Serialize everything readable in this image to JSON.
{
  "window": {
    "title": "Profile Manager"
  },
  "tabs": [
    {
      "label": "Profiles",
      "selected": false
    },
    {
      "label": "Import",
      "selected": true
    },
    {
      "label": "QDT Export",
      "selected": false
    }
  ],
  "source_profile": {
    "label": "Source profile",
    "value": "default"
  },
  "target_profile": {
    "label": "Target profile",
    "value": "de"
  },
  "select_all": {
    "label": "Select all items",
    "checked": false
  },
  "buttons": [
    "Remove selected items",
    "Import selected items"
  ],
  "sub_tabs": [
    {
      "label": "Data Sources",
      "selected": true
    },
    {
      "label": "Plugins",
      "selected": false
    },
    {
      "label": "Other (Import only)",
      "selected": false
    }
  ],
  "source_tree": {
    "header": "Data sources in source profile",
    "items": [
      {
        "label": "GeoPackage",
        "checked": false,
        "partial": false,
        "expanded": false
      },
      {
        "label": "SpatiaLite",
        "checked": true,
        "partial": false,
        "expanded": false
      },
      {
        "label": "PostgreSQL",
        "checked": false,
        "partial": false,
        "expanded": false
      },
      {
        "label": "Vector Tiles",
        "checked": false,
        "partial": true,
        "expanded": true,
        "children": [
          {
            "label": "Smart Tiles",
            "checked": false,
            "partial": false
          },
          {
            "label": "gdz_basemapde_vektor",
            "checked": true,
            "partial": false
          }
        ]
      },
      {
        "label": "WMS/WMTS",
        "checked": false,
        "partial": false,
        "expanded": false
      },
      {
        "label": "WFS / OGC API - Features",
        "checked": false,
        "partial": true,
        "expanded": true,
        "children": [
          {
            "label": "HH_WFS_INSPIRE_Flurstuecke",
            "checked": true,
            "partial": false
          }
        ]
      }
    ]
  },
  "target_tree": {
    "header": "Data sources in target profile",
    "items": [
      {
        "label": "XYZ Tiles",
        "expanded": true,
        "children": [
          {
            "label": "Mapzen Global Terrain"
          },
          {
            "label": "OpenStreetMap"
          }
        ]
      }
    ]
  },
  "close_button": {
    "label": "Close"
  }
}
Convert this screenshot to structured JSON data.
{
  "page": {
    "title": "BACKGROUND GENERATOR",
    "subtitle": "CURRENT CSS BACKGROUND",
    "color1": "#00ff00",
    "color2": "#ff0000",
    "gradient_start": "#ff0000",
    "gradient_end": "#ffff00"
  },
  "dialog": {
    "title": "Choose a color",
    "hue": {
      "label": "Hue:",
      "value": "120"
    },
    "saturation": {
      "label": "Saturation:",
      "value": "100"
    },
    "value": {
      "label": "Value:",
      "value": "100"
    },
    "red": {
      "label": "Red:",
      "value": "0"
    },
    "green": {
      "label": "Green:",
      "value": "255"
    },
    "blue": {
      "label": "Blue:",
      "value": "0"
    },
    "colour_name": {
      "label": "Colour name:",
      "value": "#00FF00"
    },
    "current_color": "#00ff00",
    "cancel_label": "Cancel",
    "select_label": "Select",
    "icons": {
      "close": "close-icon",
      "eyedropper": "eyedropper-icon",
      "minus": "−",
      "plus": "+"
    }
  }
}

AIM OF THE EXERCISE: Scan the listing above. Gather each line that contains the word "this".

EXERCISE OUTPUT:
Serialize everything readable in this image to JSON.
Convert this screenshot to structured JSON data.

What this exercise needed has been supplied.